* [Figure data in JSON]
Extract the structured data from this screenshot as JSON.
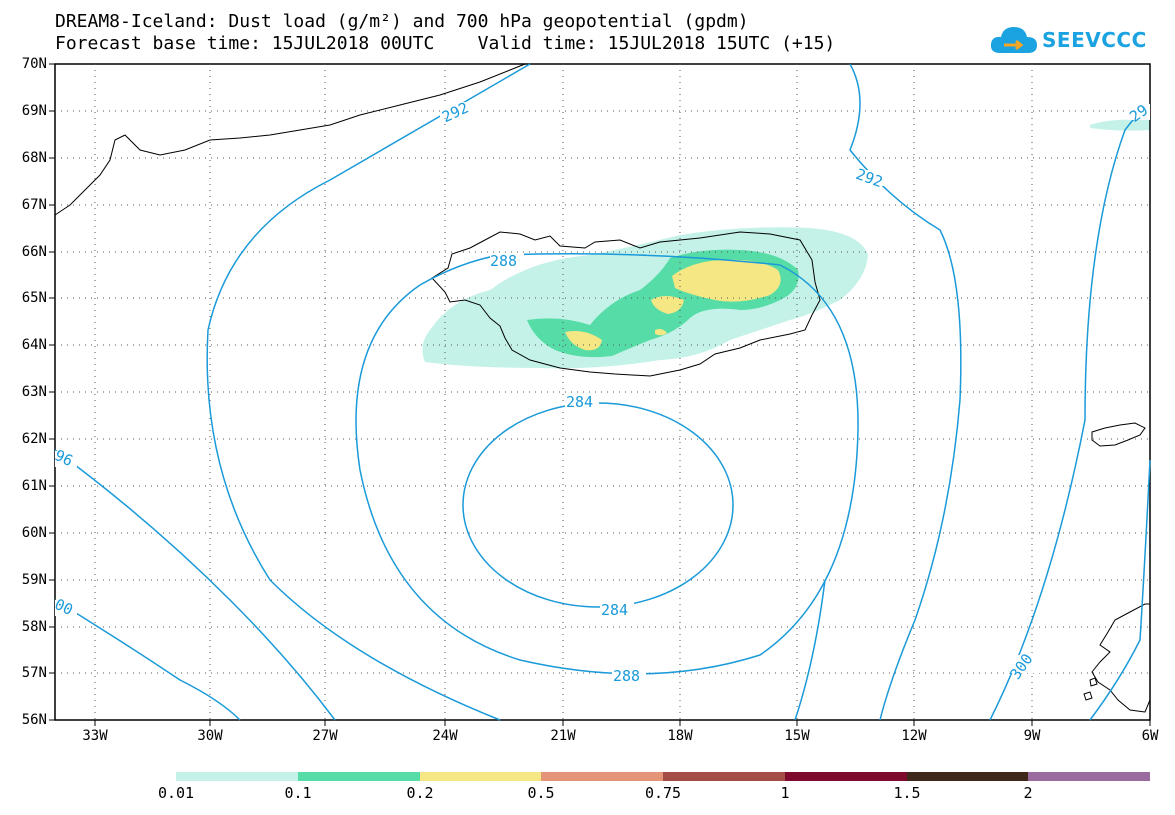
{
  "title": {
    "line1": "DREAM8-Iceland: Dust load (g/m²) and 700 hPa geopotential (gpdm)",
    "line2": "Forecast base time: 15JUL2018 00UTC    Valid time: 15JUL2018 15UTC (+15)"
  },
  "logo": {
    "text": "SEEVCCC",
    "icon": "cloud-icon"
  },
  "lat_labels": [
    "70N",
    "69N",
    "68N",
    "67N",
    "66N",
    "65N",
    "64N",
    "63N",
    "62N",
    "61N",
    "60N",
    "59N",
    "58N",
    "57N",
    "56N"
  ],
  "lon_labels": [
    "33W",
    "30W",
    "27W",
    "24W",
    "21W",
    "18W",
    "15W",
    "12W",
    "9W",
    "6W"
  ],
  "contour_labels": [
    "292",
    "292",
    "29",
    "288",
    "284",
    "284",
    "288",
    "96",
    "00",
    "300"
  ],
  "colorbar": {
    "labels": [
      "0.01",
      "0.1",
      "0.2",
      "0.5",
      "0.75",
      "1",
      "1.5",
      "2"
    ],
    "colors": [
      "#c4f2e8",
      "#56dca6",
      "#f4e784",
      "#e49577",
      "#a34d46",
      "#7e0a2e",
      "#3d281a",
      "#996b9f"
    ]
  },
  "colors": {
    "contour": "#1a9ad9",
    "coast": "#000000",
    "dust_low": "#c4f2e8",
    "dust_mid": "#56dca6",
    "dust_high": "#f4e784"
  }
}
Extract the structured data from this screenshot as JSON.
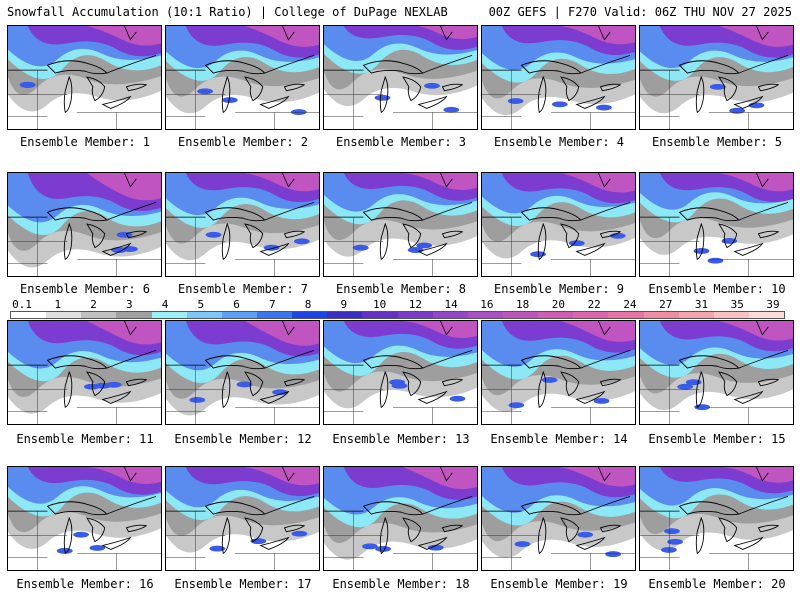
{
  "header": {
    "left": "Snowfall Accumulation (10:1 Ratio) | College of DuPage NEXLAB",
    "right": "00Z GEFS | F270 Valid: 06Z THU NOV 27 2025"
  },
  "colorbar": {
    "labels": [
      "0.1",
      "1",
      "2",
      "3",
      "4",
      "5",
      "6",
      "7",
      "8",
      "9",
      "10",
      "12",
      "14",
      "16",
      "18",
      "20",
      "22",
      "24",
      "27",
      "31",
      "35",
      "39"
    ],
    "colors": [
      "#ffffff",
      "#e0e0e0",
      "#c0c0c0",
      "#a0a0a0",
      "#9af0f6",
      "#7cc8f8",
      "#5aa0f6",
      "#3a74f0",
      "#1c44e8",
      "#3c2cc4",
      "#6030c8",
      "#7a3cc8",
      "#9448c8",
      "#a850c4",
      "#bc54bc",
      "#d05cb4",
      "#e064ac",
      "#e874a4",
      "#f08ca4",
      "#f4a4ac",
      "#f8c0c0",
      "#fcdcdc"
    ]
  },
  "members": [
    {
      "label": "Ensemble Member: 1",
      "snow_extent": 0.5,
      "heavy": 0.55
    },
    {
      "label": "Ensemble Member: 2",
      "snow_extent": 0.55,
      "heavy": 0.6
    },
    {
      "label": "Ensemble Member: 3",
      "snow_extent": 0.35,
      "heavy": 0.3
    },
    {
      "label": "Ensemble Member: 4",
      "snow_extent": 0.6,
      "heavy": 0.5
    },
    {
      "label": "Ensemble Member: 5",
      "snow_extent": 0.55,
      "heavy": 0.6
    },
    {
      "label": "Ensemble Member: 6",
      "snow_extent": 0.75,
      "heavy": 0.85
    },
    {
      "label": "Ensemble Member: 7",
      "snow_extent": 0.55,
      "heavy": 0.5
    },
    {
      "label": "Ensemble Member: 8",
      "snow_extent": 0.45,
      "heavy": 0.45
    },
    {
      "label": "Ensemble Member: 9",
      "snow_extent": 0.5,
      "heavy": 0.55
    },
    {
      "label": "Ensemble Member: 10",
      "snow_extent": 0.4,
      "heavy": 0.5
    },
    {
      "label": "Ensemble Member: 11",
      "snow_extent": 0.7,
      "heavy": 0.7
    },
    {
      "label": "Ensemble Member: 12",
      "snow_extent": 0.75,
      "heavy": 0.75
    },
    {
      "label": "Ensemble Member: 13",
      "snow_extent": 0.55,
      "heavy": 0.45
    },
    {
      "label": "Ensemble Member: 14",
      "snow_extent": 0.65,
      "heavy": 0.6
    },
    {
      "label": "Ensemble Member: 15",
      "snow_extent": 0.6,
      "heavy": 0.55
    },
    {
      "label": "Ensemble Member: 16",
      "snow_extent": 0.4,
      "heavy": 0.45
    },
    {
      "label": "Ensemble Member: 17",
      "snow_extent": 0.5,
      "heavy": 0.5
    },
    {
      "label": "Ensemble Member: 18",
      "snow_extent": 0.7,
      "heavy": 0.65
    },
    {
      "label": "Ensemble Member: 19",
      "snow_extent": 0.65,
      "heavy": 0.55
    },
    {
      "label": "Ensemble Member: 20",
      "snow_extent": 0.45,
      "heavy": 0.4
    }
  ]
}
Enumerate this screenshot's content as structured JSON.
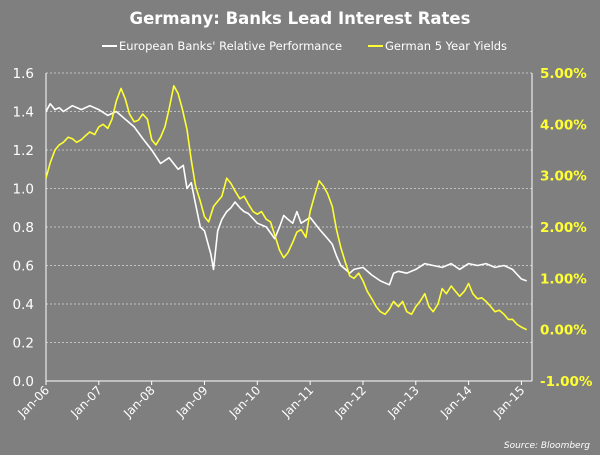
{
  "chart_data": {
    "type": "line",
    "title": "Germany: Banks Lead Interest Rates",
    "source": "Source: Bloomberg",
    "legend_position": "top",
    "grid": true,
    "x_tick_labels": [
      "Jan-06",
      "Jan-07",
      "Jan-08",
      "Jan-09",
      "Jan-10",
      "Jan-11",
      "Jan-12",
      "Jan-13",
      "Jan-14",
      "Jan-15"
    ],
    "x_range": [
      2006.0,
      2015.2
    ],
    "y_left": {
      "range": [
        0.0,
        1.6
      ],
      "ticks": [
        "0.0",
        "0.2",
        "0.4",
        "0.6",
        "0.8",
        "1.0",
        "1.2",
        "1.4",
        "1.6"
      ]
    },
    "y_right": {
      "range": [
        -1.0,
        5.0
      ],
      "ticks": [
        "-1.00%",
        "0.00%",
        "1.00%",
        "2.00%",
        "3.00%",
        "4.00%",
        "5.00%"
      ],
      "color": "#ffff33"
    },
    "series": [
      {
        "name": "European Banks' Relative Performance",
        "axis": "left",
        "color": "#ffffff",
        "x": [
          2006.0,
          2006.08,
          2006.17,
          2006.25,
          2006.33,
          2006.5,
          2006.67,
          2006.83,
          2007.0,
          2007.17,
          2007.33,
          2007.5,
          2007.67,
          2007.83,
          2008.0,
          2008.17,
          2008.33,
          2008.5,
          2008.6,
          2008.67,
          2008.75,
          2008.83,
          2008.92,
          2009.0,
          2009.08,
          2009.12,
          2009.17,
          2009.25,
          2009.33,
          2009.42,
          2009.5,
          2009.58,
          2009.67,
          2009.75,
          2009.83,
          2010.0,
          2010.17,
          2010.33,
          2010.42,
          2010.5,
          2010.58,
          2010.67,
          2010.75,
          2010.83,
          2011.0,
          2011.17,
          2011.33,
          2011.42,
          2011.5,
          2011.58,
          2011.67,
          2011.75,
          2011.83,
          2012.0,
          2012.17,
          2012.33,
          2012.5,
          2012.58,
          2012.67,
          2012.83,
          2013.0,
          2013.17,
          2013.33,
          2013.5,
          2013.67,
          2013.83,
          2014.0,
          2014.17,
          2014.33,
          2014.5,
          2014.67,
          2014.83,
          2015.0,
          2015.1
        ],
        "y": [
          1.4,
          1.44,
          1.41,
          1.42,
          1.4,
          1.43,
          1.41,
          1.43,
          1.41,
          1.38,
          1.4,
          1.36,
          1.32,
          1.26,
          1.2,
          1.13,
          1.16,
          1.1,
          1.12,
          1.0,
          1.03,
          0.92,
          0.8,
          0.78,
          0.7,
          0.66,
          0.58,
          0.78,
          0.84,
          0.88,
          0.9,
          0.93,
          0.9,
          0.88,
          0.87,
          0.82,
          0.8,
          0.74,
          0.8,
          0.86,
          0.84,
          0.82,
          0.88,
          0.82,
          0.85,
          0.79,
          0.74,
          0.71,
          0.65,
          0.6,
          0.58,
          0.56,
          0.58,
          0.59,
          0.55,
          0.52,
          0.5,
          0.56,
          0.57,
          0.56,
          0.58,
          0.61,
          0.6,
          0.59,
          0.61,
          0.58,
          0.61,
          0.6,
          0.61,
          0.59,
          0.6,
          0.58,
          0.53,
          0.52
        ]
      },
      {
        "name": "German 5 Year Yields",
        "axis": "right",
        "color": "#ffff33",
        "x": [
          2006.0,
          2006.08,
          2006.17,
          2006.25,
          2006.33,
          2006.42,
          2006.5,
          2006.58,
          2006.67,
          2006.75,
          2006.83,
          2006.92,
          2007.0,
          2007.08,
          2007.17,
          2007.25,
          2007.33,
          2007.42,
          2007.5,
          2007.58,
          2007.67,
          2007.75,
          2007.83,
          2007.92,
          2008.0,
          2008.08,
          2008.17,
          2008.25,
          2008.33,
          2008.42,
          2008.5,
          2008.58,
          2008.67,
          2008.75,
          2008.83,
          2008.92,
          2009.0,
          2009.08,
          2009.17,
          2009.25,
          2009.33,
          2009.42,
          2009.5,
          2009.58,
          2009.67,
          2009.75,
          2009.83,
          2009.92,
          2010.0,
          2010.08,
          2010.17,
          2010.25,
          2010.33,
          2010.42,
          2010.5,
          2010.58,
          2010.67,
          2010.75,
          2010.83,
          2010.92,
          2011.0,
          2011.08,
          2011.17,
          2011.25,
          2011.33,
          2011.42,
          2011.5,
          2011.58,
          2011.67,
          2011.75,
          2011.83,
          2011.92,
          2012.0,
          2012.08,
          2012.17,
          2012.25,
          2012.33,
          2012.42,
          2012.5,
          2012.58,
          2012.67,
          2012.75,
          2012.83,
          2012.92,
          2013.0,
          2013.08,
          2013.17,
          2013.25,
          2013.33,
          2013.42,
          2013.5,
          2013.58,
          2013.67,
          2013.75,
          2013.83,
          2013.92,
          2014.0,
          2014.08,
          2014.17,
          2014.25,
          2014.33,
          2014.42,
          2014.5,
          2014.58,
          2014.67,
          2014.75,
          2014.83,
          2014.92,
          2015.0,
          2015.1
        ],
        "y": [
          2.95,
          3.25,
          3.5,
          3.6,
          3.65,
          3.75,
          3.72,
          3.65,
          3.7,
          3.78,
          3.85,
          3.8,
          3.95,
          4.0,
          3.92,
          4.1,
          4.45,
          4.7,
          4.5,
          4.2,
          4.05,
          4.08,
          4.2,
          4.1,
          3.7,
          3.6,
          3.75,
          3.95,
          4.3,
          4.75,
          4.6,
          4.3,
          3.9,
          3.3,
          2.8,
          2.5,
          2.2,
          2.1,
          2.4,
          2.5,
          2.6,
          2.95,
          2.85,
          2.7,
          2.55,
          2.6,
          2.45,
          2.3,
          2.25,
          2.3,
          2.15,
          2.1,
          1.85,
          1.55,
          1.4,
          1.5,
          1.7,
          1.9,
          1.95,
          1.8,
          2.3,
          2.6,
          2.9,
          2.8,
          2.65,
          2.4,
          1.95,
          1.6,
          1.3,
          1.05,
          1.0,
          1.1,
          0.95,
          0.75,
          0.6,
          0.45,
          0.35,
          0.3,
          0.4,
          0.55,
          0.45,
          0.55,
          0.35,
          0.3,
          0.45,
          0.55,
          0.7,
          0.45,
          0.35,
          0.5,
          0.8,
          0.7,
          0.85,
          0.75,
          0.65,
          0.75,
          0.9,
          0.7,
          0.6,
          0.62,
          0.55,
          0.45,
          0.35,
          0.38,
          0.3,
          0.2,
          0.2,
          0.1,
          0.05,
          0.0
        ]
      }
    ]
  }
}
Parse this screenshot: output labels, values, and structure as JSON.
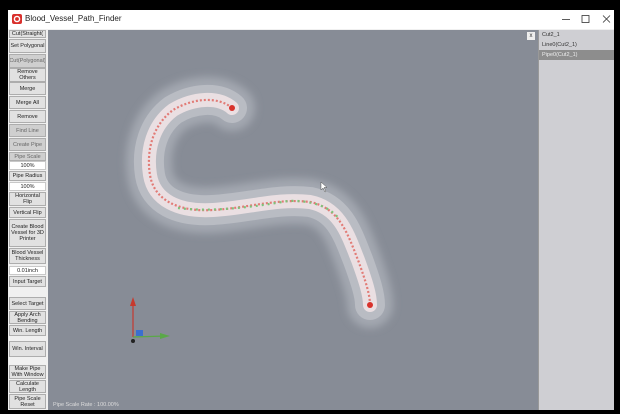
{
  "window": {
    "title": "Blood_Vessel_Path_Finder"
  },
  "toolbar": {
    "buttons": [
      "Cut(Straight(",
      "Set Polygonal",
      "Cut(Polygonal)",
      "Remove Others",
      "Merge",
      "Merge All",
      "Remove",
      "Find Line",
      "Create Pipe",
      "Pipe Scale",
      "100%",
      "Pipe Radius",
      "100%",
      "Horizontal Flip",
      "Vertical Flip",
      "Create Blood Vessel for 3D Printer",
      "Blood Vessel Thickness",
      "0.01inch",
      "Input Target",
      "Select Target",
      "Apply Arch Bending",
      "Win. Length",
      "Win. Interval",
      "Make Pipe With Window",
      "Calculate Length",
      "Pipe Scale Reset"
    ]
  },
  "viewport": {
    "status": "Pipe Scale Rate : 100.00%",
    "close": "x"
  },
  "panel": {
    "items": [
      "Cut2_1",
      "Line0(Cut2_1)",
      "Pipe0(Cut2_1)"
    ]
  }
}
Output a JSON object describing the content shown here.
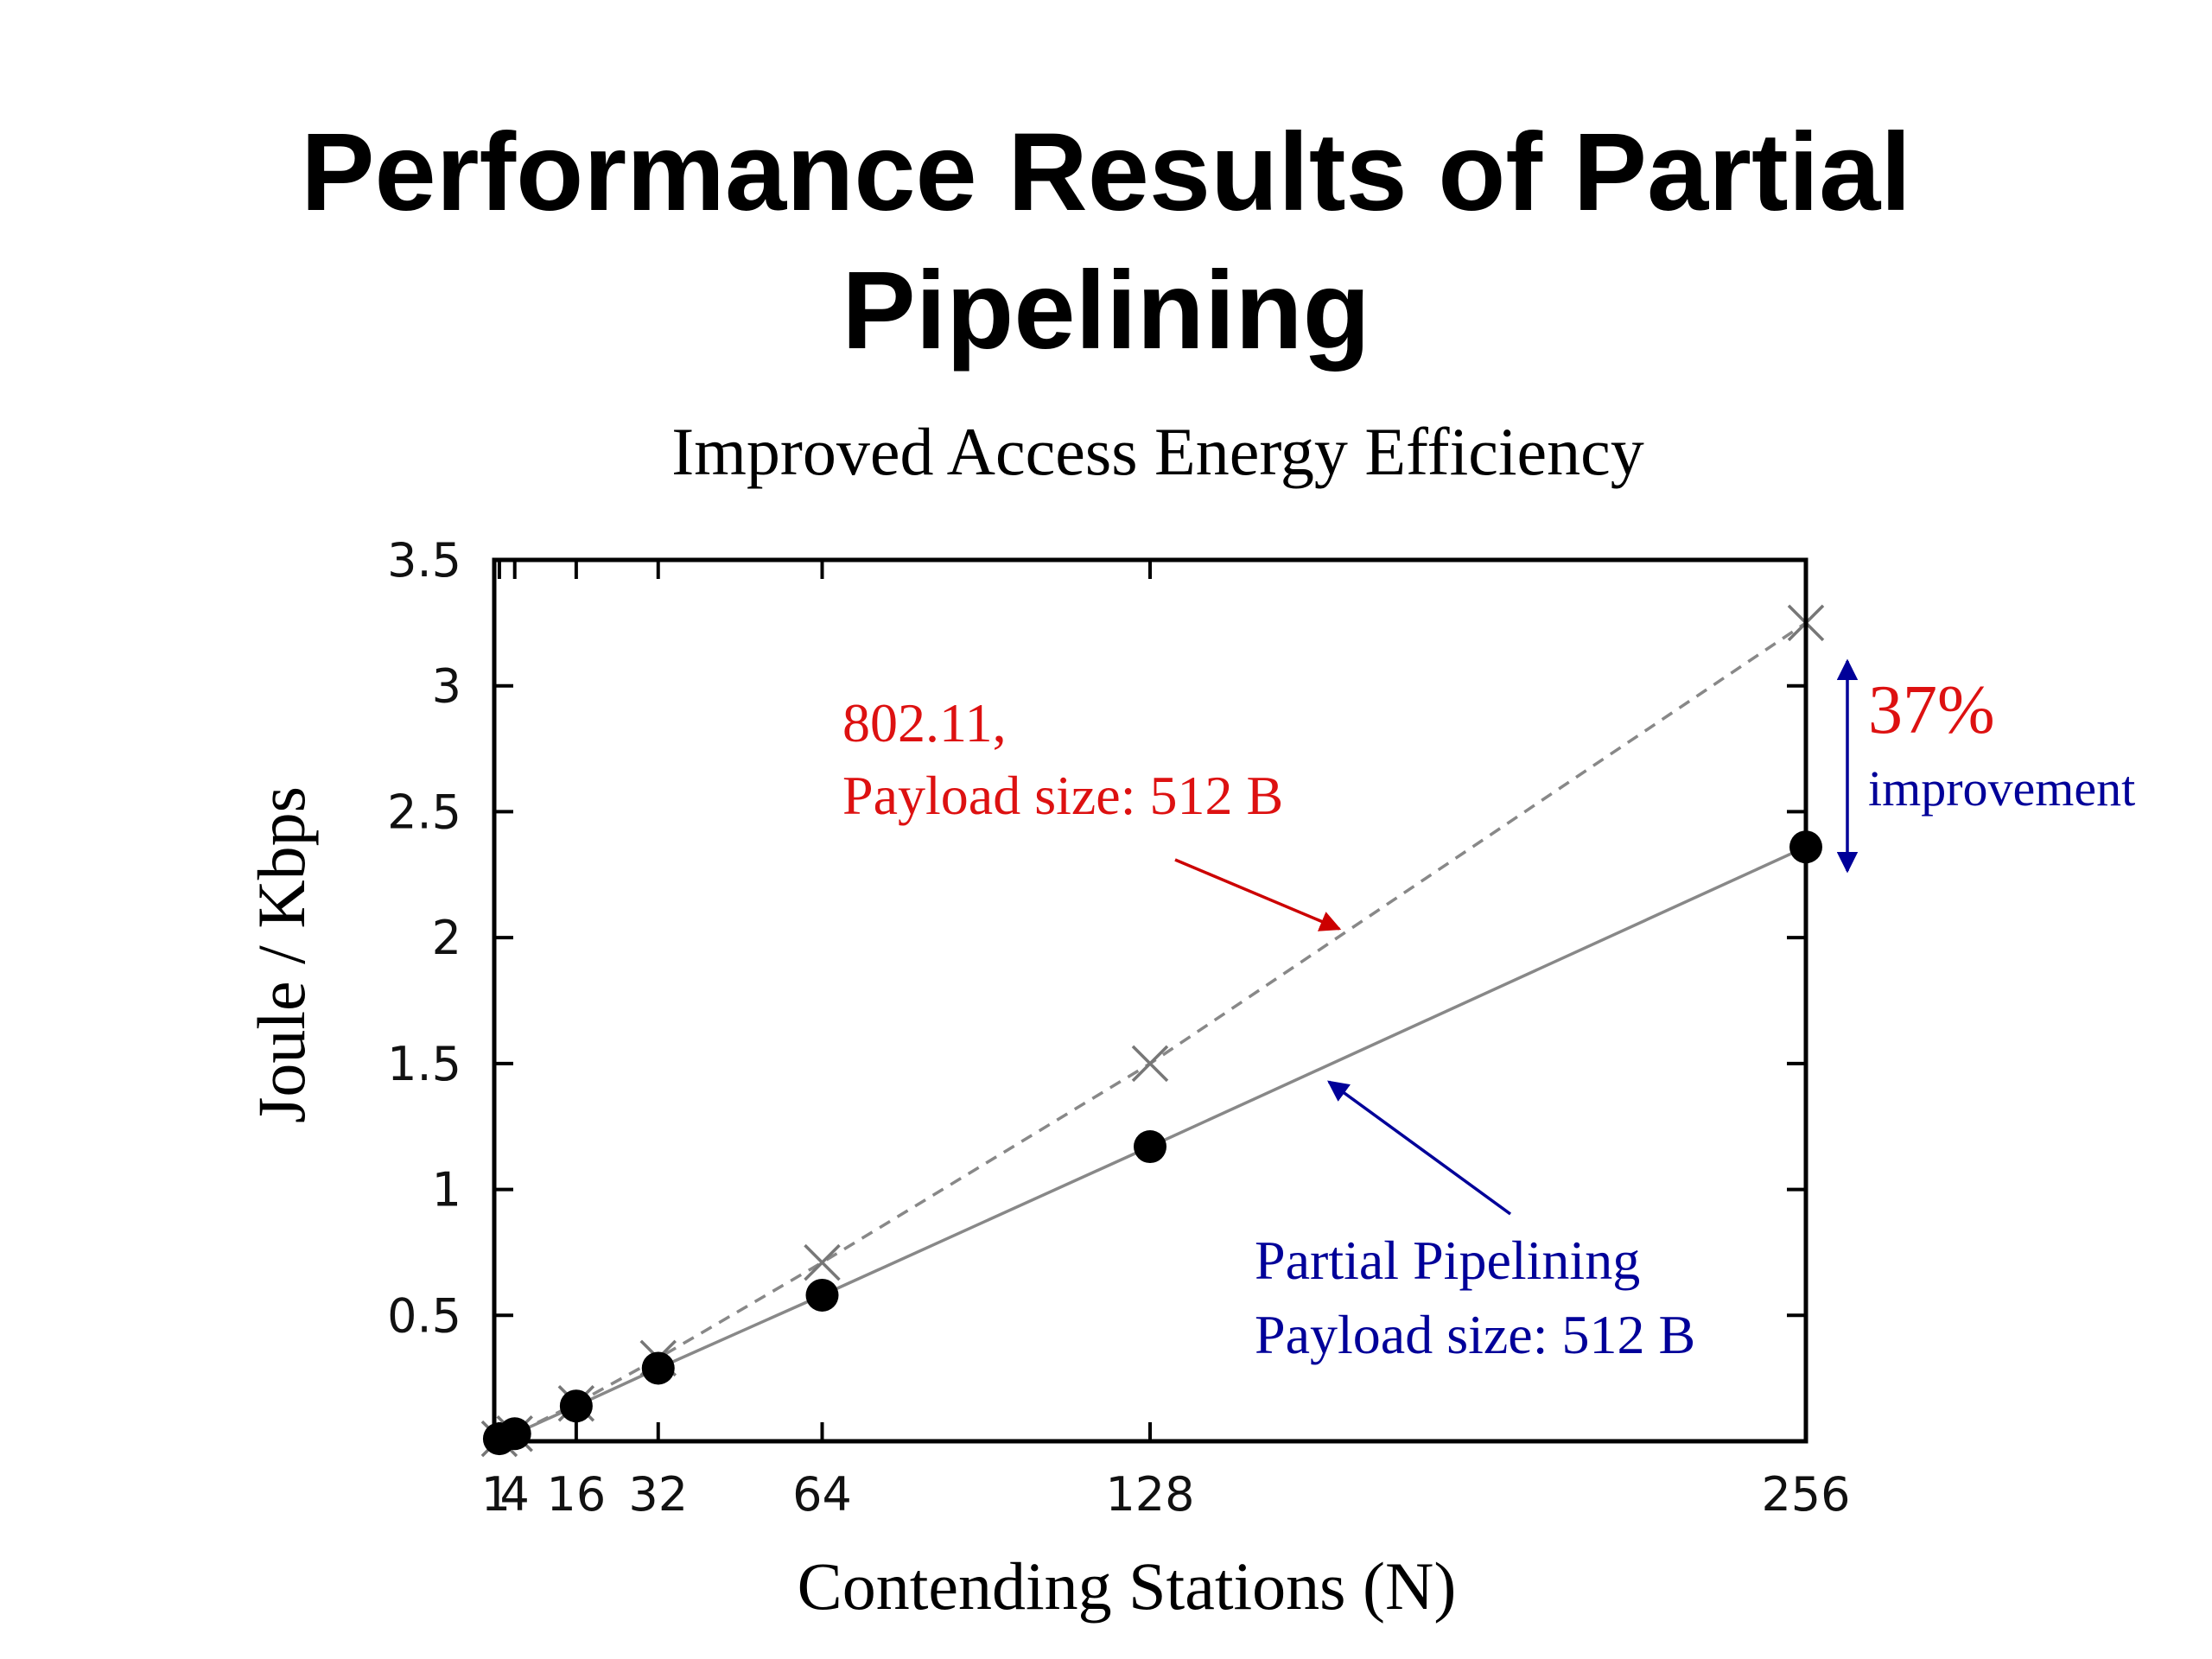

* [Objective]
With the pictures left out, please output each line from the one containing "Parse this screenshot: output" through the end of the entries, exactly as it is.

* [Exercise result]
Parse this screenshot: output labels, values, and structure as JSON.
{
  "window": {
    "title": "Blood_Vessel_Path_Finder"
  },
  "toolbar": {
    "buttons": [
      "Cut(Straight(",
      "Set Polygonal",
      "Cut(Polygonal)",
      "Remove Others",
      "Merge",
      "Merge All",
      "Remove",
      "Find Line",
      "Create Pipe",
      "Pipe Scale",
      "100%",
      "Pipe Radius",
      "100%",
      "Horizontal Flip",
      "Vertical Flip",
      "Create Blood Vessel for 3D Printer",
      "Blood Vessel Thickness",
      "0.01inch",
      "Input Target",
      "Select Target",
      "Apply Arch Bending",
      "Win. Length",
      "Win. Interval",
      "Make Pipe With Window",
      "Calculate Length",
      "Pipe Scale Reset"
    ]
  },
  "viewport": {
    "status": "Pipe Scale Rate : 100.00%",
    "close": "x"
  },
  "panel": {
    "items": [
      "Cut2_1",
      "Line0(Cut2_1)",
      "Pipe0(Cut2_1)"
    ]
  }
}
Output a JSON object describing the content shown here.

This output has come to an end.